Please quote the material exactly, every line of it.

[Dataset records]
|---|

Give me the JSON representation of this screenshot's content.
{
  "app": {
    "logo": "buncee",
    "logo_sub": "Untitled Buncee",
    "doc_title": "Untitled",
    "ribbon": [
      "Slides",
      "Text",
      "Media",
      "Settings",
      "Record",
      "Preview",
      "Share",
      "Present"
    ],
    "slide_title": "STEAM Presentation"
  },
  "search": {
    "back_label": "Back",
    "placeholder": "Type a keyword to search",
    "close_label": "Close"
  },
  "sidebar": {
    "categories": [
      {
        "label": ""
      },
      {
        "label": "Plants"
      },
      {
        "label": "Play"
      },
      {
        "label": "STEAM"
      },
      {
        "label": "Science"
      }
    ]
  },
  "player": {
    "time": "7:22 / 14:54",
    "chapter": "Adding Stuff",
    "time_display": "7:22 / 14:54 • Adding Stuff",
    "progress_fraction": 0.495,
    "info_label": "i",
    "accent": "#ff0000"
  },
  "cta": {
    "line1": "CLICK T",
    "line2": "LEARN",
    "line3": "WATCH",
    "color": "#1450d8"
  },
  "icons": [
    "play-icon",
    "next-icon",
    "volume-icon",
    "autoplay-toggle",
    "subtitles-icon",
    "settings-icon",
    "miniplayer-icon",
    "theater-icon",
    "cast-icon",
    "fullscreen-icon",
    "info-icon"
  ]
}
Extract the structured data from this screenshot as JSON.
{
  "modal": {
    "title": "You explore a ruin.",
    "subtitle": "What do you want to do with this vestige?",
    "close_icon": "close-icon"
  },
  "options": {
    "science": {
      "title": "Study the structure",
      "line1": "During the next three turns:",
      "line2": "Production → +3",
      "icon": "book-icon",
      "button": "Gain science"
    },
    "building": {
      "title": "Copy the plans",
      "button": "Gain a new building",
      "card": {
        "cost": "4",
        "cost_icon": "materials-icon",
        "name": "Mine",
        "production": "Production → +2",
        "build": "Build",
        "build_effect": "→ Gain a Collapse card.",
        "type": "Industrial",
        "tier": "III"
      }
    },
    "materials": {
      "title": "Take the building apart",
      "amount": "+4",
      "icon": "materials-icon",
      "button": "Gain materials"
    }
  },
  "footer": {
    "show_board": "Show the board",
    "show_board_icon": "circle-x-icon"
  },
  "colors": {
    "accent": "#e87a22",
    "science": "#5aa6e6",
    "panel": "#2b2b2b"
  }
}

|---|

● **Exercise response**
Give me the JSON representation of this screenshot's content.
{
  "app": {
    "logo": "buncee",
    "logo_sub": "Untitled Buncee",
    "doc_title": "Untitled",
    "ribbon": [
      "Slides",
      "Text",
      "Media",
      "Settings",
      "Record",
      "Preview",
      "Share",
      "Present"
    ],
    "slide_title": "STEAM Presentation"
  },
  "search": {
    "back_label": "Back",
    "placeholder": "Type a keyword to search",
    "close_label": "Close"
  },
  "sidebar": {
    "categories": [
      {
        "label": ""
      },
      {
        "label": "Plants"
      },
      {
        "label": "Play"
      },
      {
        "label": "STEAM"
      },
      {
        "label": "Science"
      }
    ]
  },
  "player": {
    "time": "7:22 / 14:54",
    "chapter": "Adding Stuff",
    "time_display": "7:22 / 14:54 • Adding Stuff",
    "progress_fraction": 0.495,
    "info_label": "i",
    "accent": "#ff0000"
  },
  "cta": {
    "line1": "CLICK T",
    "line2": "LEARN",
    "line3": "WATCH",
    "color": "#1450d8"
  },
  "icons": [
    "play-icon",
    "next-icon",
    "volume-icon",
    "autoplay-toggle",
    "subtitles-icon",
    "settings-icon",
    "miniplayer-icon",
    "theater-icon",
    "cast-icon",
    "fullscreen-icon",
    "info-icon"
  ]
}
Extract the structured data from this screenshot as JSON.
{
  "modal": {
    "title": "You explore a ruin.",
    "subtitle": "What do you want to do with this vestige?",
    "close_icon": "close-icon"
  },
  "options": {
    "science": {
      "title": "Study the structure",
      "line1": "During the next three turns:",
      "line2": "Production → +3",
      "icon": "book-icon",
      "button": "Gain science"
    },
    "building": {
      "title": "Copy the plans",
      "button": "Gain a new building",
      "card": {
        "cost": "4",
        "cost_icon": "materials-icon",
        "name": "Mine",
        "production": "Production → +2",
        "build": "Build",
        "build_effect": "→ Gain a Collapse card.",
        "type": "Industrial",
        "tier": "III"
      }
    },
    "materials": {
      "title": "Take the building apart",
      "amount": "+4",
      "icon": "materials-icon",
      "button": "Gain materials"
    }
  },
  "footer": {
    "show_board": "Show the board",
    "show_board_icon": "circle-x-icon"
  },
  "colors": {
    "accent": "#e87a22",
    "science": "#5aa6e6",
    "panel": "#2b2b2b"
  }
}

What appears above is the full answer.